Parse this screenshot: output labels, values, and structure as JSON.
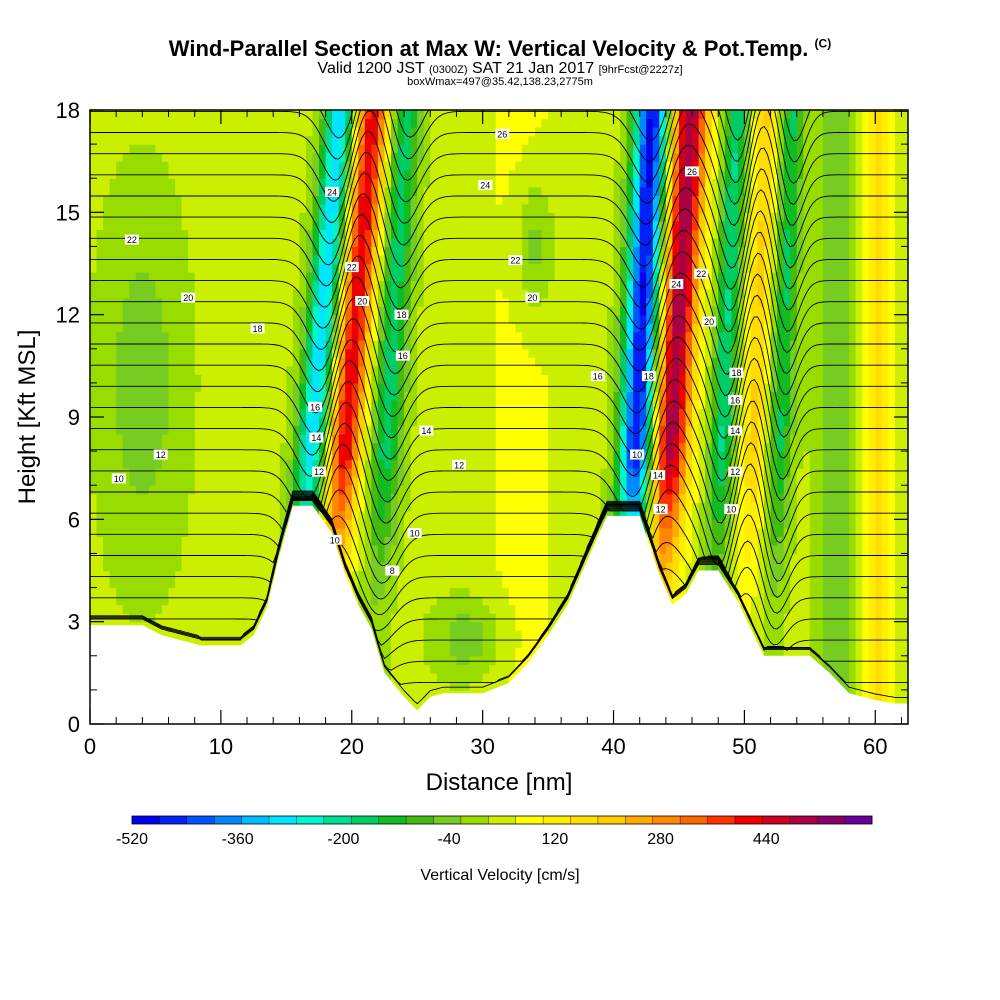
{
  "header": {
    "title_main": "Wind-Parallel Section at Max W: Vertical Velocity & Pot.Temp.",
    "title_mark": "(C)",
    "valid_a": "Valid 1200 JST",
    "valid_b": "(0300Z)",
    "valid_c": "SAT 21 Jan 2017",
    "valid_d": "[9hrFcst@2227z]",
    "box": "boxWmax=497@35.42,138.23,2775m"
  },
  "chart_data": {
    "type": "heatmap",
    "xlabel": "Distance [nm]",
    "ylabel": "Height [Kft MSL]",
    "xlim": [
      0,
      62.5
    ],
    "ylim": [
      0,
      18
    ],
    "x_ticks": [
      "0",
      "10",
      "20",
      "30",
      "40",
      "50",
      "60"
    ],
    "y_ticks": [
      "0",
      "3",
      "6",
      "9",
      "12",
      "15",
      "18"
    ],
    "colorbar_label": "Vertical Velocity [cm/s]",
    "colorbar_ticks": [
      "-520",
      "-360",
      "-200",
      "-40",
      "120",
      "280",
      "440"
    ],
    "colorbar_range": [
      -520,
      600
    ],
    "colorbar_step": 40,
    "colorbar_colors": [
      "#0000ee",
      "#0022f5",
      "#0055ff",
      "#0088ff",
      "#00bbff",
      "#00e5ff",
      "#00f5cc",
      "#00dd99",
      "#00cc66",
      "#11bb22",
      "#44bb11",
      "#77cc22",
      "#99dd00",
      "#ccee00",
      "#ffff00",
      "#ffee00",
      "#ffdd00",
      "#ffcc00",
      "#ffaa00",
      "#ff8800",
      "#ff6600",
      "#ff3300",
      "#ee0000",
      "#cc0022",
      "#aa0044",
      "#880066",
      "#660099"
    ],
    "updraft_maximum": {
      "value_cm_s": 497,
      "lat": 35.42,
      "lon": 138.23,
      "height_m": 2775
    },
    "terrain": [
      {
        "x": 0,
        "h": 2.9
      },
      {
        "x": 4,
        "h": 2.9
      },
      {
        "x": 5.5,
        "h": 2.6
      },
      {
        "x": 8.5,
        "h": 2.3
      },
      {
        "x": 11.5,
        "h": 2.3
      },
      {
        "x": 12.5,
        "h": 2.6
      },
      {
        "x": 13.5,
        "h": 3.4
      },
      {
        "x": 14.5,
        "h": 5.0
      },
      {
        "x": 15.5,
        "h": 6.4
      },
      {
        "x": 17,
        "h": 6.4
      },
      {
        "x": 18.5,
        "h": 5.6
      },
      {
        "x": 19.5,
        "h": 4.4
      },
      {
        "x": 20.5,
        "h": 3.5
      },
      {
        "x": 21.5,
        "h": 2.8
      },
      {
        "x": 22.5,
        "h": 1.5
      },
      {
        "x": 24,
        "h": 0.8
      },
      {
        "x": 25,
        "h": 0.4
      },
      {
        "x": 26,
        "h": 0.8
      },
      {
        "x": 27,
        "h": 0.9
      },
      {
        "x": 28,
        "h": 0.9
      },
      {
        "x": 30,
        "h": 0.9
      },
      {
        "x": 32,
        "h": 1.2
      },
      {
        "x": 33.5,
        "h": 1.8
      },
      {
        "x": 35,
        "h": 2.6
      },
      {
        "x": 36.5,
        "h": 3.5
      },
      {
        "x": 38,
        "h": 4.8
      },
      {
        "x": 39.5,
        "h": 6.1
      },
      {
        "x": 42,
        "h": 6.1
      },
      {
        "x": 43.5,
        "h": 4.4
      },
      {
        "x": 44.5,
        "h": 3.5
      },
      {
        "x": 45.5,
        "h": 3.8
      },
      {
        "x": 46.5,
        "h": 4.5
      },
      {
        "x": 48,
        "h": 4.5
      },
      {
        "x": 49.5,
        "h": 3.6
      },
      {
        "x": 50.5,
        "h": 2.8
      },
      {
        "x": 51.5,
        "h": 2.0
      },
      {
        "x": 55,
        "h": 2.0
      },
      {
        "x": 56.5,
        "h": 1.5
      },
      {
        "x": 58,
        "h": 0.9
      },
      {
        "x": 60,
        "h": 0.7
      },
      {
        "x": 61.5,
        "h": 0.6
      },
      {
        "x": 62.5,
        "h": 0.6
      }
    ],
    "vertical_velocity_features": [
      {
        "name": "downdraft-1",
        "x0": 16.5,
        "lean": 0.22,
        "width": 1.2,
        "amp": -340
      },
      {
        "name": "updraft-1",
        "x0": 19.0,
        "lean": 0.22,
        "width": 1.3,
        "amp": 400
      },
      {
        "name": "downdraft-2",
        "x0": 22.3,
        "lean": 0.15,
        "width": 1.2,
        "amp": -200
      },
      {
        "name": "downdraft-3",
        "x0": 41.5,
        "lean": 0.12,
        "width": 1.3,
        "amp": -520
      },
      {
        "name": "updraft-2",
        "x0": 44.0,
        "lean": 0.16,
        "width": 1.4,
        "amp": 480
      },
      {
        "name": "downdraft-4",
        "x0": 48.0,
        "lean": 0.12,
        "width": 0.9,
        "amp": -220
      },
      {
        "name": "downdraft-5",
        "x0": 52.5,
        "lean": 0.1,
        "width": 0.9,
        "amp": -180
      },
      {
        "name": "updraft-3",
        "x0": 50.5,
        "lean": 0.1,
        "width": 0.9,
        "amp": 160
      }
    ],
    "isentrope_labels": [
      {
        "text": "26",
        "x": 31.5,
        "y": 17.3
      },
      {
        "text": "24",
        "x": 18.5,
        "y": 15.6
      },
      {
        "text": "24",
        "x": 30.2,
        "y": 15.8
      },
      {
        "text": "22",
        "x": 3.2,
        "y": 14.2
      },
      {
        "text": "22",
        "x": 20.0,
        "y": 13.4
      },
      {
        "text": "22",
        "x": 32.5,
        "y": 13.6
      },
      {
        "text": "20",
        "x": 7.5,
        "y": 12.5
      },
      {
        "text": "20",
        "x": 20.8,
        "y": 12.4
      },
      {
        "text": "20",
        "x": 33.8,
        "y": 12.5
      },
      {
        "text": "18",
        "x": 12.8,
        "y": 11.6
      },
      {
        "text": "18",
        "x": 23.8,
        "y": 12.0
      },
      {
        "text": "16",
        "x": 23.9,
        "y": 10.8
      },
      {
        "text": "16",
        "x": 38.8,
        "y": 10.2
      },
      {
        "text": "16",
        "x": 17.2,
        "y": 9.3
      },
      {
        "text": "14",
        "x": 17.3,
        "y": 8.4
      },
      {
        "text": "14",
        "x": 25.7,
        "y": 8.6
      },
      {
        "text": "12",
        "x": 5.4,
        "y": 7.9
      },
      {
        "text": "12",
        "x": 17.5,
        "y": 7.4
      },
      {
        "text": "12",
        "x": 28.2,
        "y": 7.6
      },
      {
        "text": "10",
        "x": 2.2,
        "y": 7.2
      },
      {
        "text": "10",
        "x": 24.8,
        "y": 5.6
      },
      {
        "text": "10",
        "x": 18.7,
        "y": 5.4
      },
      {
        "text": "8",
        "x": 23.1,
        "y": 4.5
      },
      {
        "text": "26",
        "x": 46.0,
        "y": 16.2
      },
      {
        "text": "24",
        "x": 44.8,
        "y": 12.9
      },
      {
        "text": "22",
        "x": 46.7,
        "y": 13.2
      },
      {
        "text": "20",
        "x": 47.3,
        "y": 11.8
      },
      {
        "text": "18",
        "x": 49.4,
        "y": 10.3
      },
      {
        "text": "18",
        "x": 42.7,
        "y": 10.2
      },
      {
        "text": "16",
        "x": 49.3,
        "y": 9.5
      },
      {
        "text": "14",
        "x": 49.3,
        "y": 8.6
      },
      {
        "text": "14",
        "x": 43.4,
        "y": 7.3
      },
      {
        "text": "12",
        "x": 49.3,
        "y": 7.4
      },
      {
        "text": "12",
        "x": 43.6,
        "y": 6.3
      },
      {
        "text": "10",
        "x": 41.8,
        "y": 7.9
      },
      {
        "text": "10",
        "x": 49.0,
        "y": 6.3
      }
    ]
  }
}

Exercise aim: Find each line holding "downdraft". Copy it out.

Solution for this exercise:
        "name": "downdraft-1",
        "name": "downdraft-2",
        "name": "downdraft-3",
        "name": "downdraft-4",
        "name": "downdraft-5",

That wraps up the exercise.